--- start ---

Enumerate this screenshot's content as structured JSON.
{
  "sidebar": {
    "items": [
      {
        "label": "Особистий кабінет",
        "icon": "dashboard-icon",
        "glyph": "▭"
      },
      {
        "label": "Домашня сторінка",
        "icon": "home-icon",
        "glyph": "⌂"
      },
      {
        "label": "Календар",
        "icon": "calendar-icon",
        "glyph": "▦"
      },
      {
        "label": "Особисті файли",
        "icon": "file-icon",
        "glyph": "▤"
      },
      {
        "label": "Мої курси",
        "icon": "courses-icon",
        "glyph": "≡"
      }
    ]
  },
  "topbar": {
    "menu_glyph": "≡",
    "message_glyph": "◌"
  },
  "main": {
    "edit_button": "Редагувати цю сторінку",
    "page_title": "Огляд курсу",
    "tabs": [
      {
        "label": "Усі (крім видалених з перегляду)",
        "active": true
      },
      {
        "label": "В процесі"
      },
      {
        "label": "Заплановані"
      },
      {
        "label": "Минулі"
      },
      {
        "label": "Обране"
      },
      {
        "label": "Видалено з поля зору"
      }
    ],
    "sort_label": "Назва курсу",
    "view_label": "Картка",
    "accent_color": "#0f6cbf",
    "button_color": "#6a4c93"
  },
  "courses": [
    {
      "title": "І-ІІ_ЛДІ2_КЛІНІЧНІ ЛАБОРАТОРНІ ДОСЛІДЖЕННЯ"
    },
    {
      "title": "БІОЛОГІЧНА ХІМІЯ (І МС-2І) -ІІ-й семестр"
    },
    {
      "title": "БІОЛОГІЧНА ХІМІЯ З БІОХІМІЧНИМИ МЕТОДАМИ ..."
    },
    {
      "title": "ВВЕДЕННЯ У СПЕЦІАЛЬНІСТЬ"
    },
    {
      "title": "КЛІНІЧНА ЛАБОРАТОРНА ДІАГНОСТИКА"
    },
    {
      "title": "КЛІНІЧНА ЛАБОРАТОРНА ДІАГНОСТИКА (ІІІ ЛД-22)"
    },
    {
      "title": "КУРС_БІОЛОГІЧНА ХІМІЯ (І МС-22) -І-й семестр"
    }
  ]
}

--- end ---
--- start ---

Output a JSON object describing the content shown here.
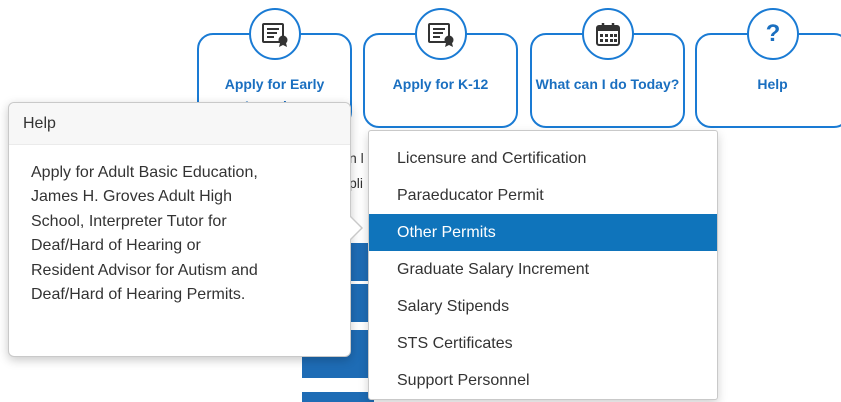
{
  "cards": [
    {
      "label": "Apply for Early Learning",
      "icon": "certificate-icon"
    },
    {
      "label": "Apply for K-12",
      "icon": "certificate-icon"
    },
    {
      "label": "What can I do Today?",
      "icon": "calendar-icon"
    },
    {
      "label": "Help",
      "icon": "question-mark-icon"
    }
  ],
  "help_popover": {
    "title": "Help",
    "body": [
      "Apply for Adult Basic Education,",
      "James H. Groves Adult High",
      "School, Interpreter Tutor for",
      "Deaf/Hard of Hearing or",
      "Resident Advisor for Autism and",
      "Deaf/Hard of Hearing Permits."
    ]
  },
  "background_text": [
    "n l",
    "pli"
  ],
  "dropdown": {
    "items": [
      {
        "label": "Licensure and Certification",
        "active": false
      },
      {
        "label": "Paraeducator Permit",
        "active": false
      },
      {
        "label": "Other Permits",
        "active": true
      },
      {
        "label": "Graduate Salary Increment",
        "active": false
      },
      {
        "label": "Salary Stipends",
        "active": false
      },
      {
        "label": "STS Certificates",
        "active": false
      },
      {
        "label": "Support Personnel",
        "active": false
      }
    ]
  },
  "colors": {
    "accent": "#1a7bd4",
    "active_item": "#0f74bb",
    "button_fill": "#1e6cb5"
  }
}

--- end ---
--- start ---

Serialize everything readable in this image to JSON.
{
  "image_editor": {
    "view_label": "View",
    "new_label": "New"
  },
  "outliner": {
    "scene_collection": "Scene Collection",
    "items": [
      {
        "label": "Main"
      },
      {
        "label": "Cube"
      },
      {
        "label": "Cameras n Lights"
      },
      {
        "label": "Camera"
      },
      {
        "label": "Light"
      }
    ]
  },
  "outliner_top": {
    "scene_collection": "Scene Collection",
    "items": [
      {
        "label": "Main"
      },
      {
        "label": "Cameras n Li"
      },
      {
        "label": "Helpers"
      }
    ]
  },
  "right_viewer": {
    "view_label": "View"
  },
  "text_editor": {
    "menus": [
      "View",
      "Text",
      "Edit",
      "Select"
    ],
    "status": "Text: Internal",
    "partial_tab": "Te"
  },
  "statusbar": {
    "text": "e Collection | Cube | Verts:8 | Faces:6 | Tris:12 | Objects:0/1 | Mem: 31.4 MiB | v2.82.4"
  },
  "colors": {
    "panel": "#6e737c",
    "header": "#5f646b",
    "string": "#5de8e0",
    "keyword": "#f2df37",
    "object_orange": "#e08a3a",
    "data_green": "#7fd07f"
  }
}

--- end ---

TASK DETAILS:
Copy every line above that holds the word "content".

FULL SOLUTION:
Enumerate this screenshot's content as structured JSON.
Output a JSON object describing the content shown here.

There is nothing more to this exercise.